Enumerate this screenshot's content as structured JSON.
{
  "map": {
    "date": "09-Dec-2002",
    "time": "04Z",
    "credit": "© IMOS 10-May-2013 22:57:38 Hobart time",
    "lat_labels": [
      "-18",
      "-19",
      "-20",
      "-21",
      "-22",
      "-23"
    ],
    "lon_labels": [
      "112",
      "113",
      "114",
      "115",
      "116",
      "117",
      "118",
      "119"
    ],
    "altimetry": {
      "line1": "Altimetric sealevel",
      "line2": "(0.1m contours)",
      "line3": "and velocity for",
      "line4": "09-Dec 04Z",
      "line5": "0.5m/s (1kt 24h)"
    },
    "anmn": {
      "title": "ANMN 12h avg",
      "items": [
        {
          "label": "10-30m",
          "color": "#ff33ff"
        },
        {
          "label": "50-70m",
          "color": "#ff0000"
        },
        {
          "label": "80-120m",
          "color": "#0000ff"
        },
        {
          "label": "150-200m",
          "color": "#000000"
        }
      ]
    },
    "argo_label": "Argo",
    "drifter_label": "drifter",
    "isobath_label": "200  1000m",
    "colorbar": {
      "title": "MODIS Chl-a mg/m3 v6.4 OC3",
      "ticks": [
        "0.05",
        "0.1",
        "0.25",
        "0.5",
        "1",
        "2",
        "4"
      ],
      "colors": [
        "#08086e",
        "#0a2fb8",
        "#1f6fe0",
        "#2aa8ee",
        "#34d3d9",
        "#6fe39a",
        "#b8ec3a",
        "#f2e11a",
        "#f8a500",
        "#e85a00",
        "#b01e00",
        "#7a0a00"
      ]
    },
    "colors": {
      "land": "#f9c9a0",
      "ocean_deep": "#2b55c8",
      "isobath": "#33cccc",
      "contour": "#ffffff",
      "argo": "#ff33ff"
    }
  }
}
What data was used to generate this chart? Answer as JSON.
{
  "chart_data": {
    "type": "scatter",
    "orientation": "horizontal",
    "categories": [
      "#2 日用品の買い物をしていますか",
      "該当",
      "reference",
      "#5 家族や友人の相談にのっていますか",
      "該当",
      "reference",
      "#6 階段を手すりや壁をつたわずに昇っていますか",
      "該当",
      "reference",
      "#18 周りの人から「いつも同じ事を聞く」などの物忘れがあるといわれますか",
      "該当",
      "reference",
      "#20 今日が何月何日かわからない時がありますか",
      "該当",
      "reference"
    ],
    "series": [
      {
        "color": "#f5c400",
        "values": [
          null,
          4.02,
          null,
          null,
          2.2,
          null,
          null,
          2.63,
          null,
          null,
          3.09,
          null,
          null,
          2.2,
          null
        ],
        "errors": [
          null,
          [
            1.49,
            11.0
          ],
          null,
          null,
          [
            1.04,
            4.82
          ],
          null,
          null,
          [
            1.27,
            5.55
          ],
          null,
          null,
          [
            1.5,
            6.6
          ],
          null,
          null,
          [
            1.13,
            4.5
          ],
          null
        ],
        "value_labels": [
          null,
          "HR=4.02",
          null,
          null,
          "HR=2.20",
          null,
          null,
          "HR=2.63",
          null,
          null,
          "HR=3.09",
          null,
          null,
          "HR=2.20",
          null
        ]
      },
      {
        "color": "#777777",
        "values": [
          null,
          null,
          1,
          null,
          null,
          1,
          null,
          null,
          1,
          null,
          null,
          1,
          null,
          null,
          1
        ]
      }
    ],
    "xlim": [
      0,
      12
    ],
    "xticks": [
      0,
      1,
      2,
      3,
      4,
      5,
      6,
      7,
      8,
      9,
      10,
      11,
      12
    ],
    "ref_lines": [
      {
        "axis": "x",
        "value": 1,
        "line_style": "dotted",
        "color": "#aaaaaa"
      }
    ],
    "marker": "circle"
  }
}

# THE EXERCISE
Give only the number of lines in the data that hold the string "this".

# SOLUTION TO THE PROBLEM
2